● Set task
Repeat the material below exactly, line for line.

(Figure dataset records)
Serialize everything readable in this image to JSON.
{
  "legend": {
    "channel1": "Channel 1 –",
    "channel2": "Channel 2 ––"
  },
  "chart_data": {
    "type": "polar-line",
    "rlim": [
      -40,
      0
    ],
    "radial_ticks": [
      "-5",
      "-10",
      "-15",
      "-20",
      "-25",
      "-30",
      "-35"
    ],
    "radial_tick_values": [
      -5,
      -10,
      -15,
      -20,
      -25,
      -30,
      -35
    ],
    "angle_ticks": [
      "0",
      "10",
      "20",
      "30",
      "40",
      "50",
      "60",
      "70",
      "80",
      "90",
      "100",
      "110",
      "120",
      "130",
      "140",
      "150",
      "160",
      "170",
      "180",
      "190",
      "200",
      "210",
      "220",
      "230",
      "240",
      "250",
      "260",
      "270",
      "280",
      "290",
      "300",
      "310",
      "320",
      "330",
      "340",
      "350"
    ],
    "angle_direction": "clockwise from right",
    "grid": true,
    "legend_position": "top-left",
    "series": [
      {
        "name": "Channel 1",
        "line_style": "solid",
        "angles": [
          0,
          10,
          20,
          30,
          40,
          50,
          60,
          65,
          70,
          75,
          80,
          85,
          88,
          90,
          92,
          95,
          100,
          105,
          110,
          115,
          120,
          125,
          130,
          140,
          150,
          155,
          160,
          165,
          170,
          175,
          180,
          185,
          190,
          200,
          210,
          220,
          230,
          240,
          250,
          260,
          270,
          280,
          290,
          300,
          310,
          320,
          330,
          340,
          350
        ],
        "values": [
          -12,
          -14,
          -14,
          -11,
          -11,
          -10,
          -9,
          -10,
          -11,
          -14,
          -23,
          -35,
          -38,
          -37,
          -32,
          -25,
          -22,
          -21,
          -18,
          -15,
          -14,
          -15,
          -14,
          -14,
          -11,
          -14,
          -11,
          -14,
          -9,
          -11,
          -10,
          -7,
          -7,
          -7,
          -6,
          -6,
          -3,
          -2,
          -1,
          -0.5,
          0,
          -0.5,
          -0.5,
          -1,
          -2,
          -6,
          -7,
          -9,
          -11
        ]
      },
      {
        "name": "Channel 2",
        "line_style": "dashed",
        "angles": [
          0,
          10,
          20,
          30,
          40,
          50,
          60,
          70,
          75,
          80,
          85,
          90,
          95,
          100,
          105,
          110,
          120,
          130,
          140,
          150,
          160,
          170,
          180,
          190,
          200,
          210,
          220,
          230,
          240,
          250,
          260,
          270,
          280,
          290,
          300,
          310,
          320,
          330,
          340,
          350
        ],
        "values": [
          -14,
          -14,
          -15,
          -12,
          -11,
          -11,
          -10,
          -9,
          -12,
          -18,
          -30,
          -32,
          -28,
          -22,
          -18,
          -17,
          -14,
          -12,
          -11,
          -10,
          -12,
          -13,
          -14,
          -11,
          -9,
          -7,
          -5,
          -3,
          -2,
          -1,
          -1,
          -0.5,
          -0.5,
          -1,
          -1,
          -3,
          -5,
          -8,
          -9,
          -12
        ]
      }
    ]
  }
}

● Full response
Serialize everything readable in this image to JSON.
{
  "legend": {
    "channel1": "Channel 1 –",
    "channel2": "Channel 2 ––"
  },
  "chart_data": {
    "type": "polar-line",
    "rlim": [
      -40,
      0
    ],
    "radial_ticks": [
      "-5",
      "-10",
      "-15",
      "-20",
      "-25",
      "-30",
      "-35"
    ],
    "radial_tick_values": [
      -5,
      -10,
      -15,
      -20,
      -25,
      -30,
      -35
    ],
    "angle_ticks": [
      "0",
      "10",
      "20",
      "30",
      "40",
      "50",
      "60",
      "70",
      "80",
      "90",
      "100",
      "110",
      "120",
      "130",
      "140",
      "150",
      "160",
      "170",
      "180",
      "190",
      "200",
      "210",
      "220",
      "230",
      "240",
      "250",
      "260",
      "270",
      "280",
      "290",
      "300",
      "310",
      "320",
      "330",
      "340",
      "350"
    ],
    "angle_direction": "clockwise from right",
    "grid": true,
    "legend_position": "top-left",
    "series": [
      {
        "name": "Channel 1",
        "line_style": "solid",
        "angles": [
          0,
          10,
          20,
          30,
          40,
          50,
          60,
          65,
          70,
          75,
          80,
          85,
          88,
          90,
          92,
          95,
          100,
          105,
          110,
          115,
          120,
          125,
          130,
          140,
          150,
          155,
          160,
          165,
          170,
          175,
          180,
          185,
          190,
          200,
          210,
          220,
          230,
          240,
          250,
          260,
          270,
          280,
          290,
          300,
          310,
          320,
          330,
          340,
          350
        ],
        "values": [
          -12,
          -14,
          -14,
          -11,
          -11,
          -10,
          -9,
          -10,
          -11,
          -14,
          -23,
          -35,
          -38,
          -37,
          -32,
          -25,
          -22,
          -21,
          -18,
          -15,
          -14,
          -15,
          -14,
          -14,
          -11,
          -14,
          -11,
          -14,
          -9,
          -11,
          -10,
          -7,
          -7,
          -7,
          -6,
          -6,
          -3,
          -2,
          -1,
          -0.5,
          0,
          -0.5,
          -0.5,
          -1,
          -2,
          -6,
          -7,
          -9,
          -11
        ]
      },
      {
        "name": "Channel 2",
        "line_style": "dashed",
        "angles": [
          0,
          10,
          20,
          30,
          40,
          50,
          60,
          70,
          75,
          80,
          85,
          90,
          95,
          100,
          105,
          110,
          120,
          130,
          140,
          150,
          160,
          170,
          180,
          190,
          200,
          210,
          220,
          230,
          240,
          250,
          260,
          270,
          280,
          290,
          300,
          310,
          320,
          330,
          340,
          350
        ],
        "values": [
          -14,
          -14,
          -15,
          -12,
          -11,
          -11,
          -10,
          -9,
          -12,
          -18,
          -30,
          -32,
          -28,
          -22,
          -18,
          -17,
          -14,
          -12,
          -11,
          -10,
          -12,
          -13,
          -14,
          -11,
          -9,
          -7,
          -5,
          -3,
          -2,
          -1,
          -1,
          -0.5,
          -0.5,
          -1,
          -1,
          -3,
          -5,
          -8,
          -9,
          -12
        ]
      }
    ]
  }
}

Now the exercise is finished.